Given instruction ▸ Each line containing the word "name" must be reported.

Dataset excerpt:
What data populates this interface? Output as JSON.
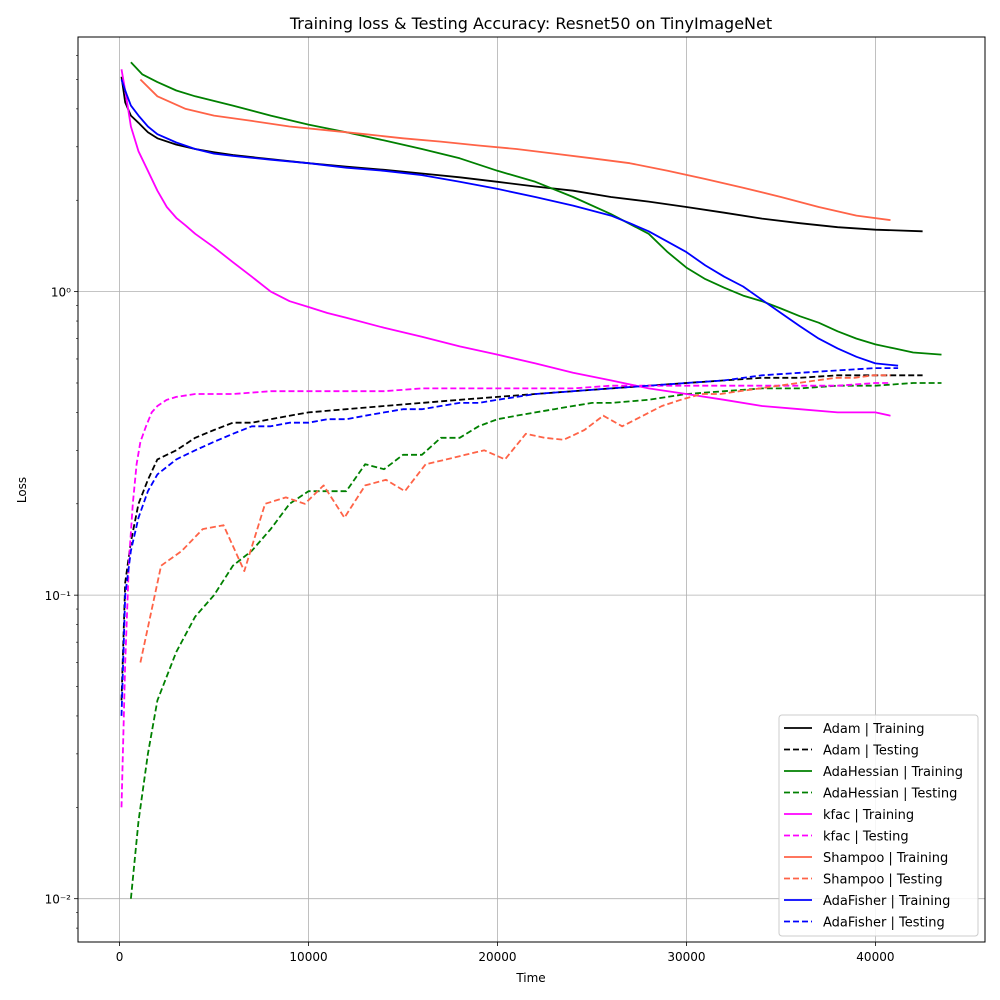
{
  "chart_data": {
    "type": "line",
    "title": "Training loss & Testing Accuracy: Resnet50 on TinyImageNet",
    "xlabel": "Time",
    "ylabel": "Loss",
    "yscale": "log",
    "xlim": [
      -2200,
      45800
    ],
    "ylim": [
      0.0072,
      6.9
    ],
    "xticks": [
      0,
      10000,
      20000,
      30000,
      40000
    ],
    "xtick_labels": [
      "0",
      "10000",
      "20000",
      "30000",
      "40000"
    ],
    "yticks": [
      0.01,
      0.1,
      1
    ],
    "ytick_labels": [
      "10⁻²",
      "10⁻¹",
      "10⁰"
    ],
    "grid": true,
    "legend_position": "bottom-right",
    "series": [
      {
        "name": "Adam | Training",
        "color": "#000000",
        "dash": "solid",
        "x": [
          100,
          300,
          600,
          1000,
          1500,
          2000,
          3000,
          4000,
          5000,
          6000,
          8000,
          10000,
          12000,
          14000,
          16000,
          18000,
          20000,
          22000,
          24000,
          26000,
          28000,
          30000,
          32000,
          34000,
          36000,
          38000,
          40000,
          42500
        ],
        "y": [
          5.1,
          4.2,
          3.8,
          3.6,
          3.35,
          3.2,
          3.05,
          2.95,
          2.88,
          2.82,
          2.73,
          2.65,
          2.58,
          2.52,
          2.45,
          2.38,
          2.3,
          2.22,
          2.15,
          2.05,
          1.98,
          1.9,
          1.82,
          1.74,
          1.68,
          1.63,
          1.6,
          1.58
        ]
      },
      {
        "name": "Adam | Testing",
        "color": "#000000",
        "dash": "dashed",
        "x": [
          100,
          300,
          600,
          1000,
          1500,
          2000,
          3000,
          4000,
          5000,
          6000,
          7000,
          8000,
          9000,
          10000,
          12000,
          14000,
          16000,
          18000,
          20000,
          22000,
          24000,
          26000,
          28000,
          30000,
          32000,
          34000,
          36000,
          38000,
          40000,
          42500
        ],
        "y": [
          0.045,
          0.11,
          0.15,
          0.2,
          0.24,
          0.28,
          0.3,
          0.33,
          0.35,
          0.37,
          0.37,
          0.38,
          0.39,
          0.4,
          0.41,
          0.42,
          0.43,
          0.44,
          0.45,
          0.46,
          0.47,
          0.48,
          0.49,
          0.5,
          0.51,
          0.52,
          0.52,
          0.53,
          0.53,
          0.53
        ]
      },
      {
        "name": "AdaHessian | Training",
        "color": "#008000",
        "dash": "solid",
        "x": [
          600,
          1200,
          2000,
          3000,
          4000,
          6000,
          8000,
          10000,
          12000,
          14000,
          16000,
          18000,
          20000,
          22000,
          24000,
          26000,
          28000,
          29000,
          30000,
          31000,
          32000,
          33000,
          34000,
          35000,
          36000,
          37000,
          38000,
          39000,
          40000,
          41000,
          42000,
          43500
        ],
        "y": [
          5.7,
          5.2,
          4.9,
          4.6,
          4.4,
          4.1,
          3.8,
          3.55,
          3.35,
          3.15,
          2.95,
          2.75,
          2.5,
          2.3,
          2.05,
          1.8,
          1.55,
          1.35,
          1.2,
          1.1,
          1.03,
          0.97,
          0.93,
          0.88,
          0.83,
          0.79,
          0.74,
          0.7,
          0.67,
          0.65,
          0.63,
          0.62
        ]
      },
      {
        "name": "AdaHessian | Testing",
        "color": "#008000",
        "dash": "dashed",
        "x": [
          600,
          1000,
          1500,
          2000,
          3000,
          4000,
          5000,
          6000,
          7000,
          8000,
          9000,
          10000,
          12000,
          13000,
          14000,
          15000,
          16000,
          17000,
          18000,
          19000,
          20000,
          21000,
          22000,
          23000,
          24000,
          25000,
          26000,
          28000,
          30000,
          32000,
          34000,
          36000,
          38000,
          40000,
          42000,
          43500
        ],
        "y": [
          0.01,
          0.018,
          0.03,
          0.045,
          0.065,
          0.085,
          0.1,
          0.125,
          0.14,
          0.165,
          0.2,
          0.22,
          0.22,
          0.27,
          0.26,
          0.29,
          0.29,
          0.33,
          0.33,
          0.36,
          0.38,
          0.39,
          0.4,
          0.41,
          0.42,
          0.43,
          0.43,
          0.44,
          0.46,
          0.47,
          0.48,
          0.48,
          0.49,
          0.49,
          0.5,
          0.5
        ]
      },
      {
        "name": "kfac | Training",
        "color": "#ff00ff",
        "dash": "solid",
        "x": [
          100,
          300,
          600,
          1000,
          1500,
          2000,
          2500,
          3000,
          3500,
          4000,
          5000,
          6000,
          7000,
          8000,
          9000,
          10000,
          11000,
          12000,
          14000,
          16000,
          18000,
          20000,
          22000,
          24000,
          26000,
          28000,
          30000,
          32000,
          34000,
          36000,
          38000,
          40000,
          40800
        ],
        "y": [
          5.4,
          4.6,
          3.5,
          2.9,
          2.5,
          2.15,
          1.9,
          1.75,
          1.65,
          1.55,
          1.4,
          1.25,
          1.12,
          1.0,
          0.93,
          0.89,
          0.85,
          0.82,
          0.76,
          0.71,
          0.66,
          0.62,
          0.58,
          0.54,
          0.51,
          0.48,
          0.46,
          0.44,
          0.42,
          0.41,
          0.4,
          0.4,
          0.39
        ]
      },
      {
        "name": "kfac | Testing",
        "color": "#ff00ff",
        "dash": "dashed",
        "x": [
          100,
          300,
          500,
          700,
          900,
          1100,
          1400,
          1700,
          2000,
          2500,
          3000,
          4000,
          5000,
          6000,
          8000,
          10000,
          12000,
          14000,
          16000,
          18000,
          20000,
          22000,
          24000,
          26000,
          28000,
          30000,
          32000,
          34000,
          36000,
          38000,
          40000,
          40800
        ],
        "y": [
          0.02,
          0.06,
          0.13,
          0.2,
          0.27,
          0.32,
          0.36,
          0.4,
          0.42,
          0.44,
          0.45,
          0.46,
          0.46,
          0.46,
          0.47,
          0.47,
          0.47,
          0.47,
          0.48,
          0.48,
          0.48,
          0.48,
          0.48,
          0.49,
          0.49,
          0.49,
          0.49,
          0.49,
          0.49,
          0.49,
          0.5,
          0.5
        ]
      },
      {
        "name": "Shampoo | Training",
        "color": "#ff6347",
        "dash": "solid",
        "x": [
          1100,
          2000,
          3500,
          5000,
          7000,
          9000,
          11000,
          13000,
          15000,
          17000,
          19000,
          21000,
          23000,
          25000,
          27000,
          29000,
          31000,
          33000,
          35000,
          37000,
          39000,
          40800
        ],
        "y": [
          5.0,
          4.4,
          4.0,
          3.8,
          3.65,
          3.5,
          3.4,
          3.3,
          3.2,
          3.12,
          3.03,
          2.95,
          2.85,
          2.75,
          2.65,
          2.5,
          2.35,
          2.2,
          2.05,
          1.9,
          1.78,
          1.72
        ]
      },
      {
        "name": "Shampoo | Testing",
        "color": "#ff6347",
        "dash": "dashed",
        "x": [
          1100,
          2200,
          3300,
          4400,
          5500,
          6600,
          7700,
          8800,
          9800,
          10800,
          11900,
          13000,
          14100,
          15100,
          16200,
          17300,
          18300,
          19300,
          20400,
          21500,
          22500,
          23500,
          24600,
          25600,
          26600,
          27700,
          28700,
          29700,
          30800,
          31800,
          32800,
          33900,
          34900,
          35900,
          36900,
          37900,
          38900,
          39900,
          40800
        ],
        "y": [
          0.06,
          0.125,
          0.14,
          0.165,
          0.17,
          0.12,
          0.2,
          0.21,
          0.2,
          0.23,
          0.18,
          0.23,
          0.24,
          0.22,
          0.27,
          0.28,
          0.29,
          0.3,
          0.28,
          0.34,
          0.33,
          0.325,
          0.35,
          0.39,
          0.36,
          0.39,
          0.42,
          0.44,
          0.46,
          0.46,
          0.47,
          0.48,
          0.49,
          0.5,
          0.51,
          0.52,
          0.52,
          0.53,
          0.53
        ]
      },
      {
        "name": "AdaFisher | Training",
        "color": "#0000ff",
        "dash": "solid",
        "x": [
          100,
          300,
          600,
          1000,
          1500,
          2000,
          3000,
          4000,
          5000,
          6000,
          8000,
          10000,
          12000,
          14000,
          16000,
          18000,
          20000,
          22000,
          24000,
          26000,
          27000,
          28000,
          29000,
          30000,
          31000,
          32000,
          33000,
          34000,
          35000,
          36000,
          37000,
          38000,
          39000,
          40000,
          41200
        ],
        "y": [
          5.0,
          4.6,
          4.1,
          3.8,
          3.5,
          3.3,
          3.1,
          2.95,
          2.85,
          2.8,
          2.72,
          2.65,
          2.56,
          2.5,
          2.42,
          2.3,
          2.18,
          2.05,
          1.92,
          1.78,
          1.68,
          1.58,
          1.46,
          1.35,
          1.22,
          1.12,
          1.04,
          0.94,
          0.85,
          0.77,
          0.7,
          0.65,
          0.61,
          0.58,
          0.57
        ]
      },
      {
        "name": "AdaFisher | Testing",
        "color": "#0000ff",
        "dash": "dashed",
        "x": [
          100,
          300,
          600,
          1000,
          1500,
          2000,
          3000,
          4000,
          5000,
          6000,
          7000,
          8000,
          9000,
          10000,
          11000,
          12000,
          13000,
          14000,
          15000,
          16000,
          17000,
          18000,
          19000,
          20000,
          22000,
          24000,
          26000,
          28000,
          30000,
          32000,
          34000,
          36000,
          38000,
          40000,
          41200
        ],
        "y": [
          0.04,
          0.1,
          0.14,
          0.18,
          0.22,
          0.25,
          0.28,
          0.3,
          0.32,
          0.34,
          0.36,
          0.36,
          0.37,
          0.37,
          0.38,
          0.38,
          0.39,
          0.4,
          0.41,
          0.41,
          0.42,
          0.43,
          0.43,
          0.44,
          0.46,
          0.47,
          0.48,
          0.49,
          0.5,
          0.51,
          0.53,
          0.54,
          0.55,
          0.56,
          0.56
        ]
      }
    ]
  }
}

Exercise result ▸
        "name": "Adam | Training",
        "name": "Adam | Testing",
        "name": "AdaHessian | Training",
        "name": "AdaHessian | Testing",
        "name": "kfac | Training",
        "name": "kfac | Testing",
        "name": "Shampoo | Training",
        "name": "Shampoo | Testing",
        "name": "AdaFisher | Training",
        "name": "AdaFisher | Testing",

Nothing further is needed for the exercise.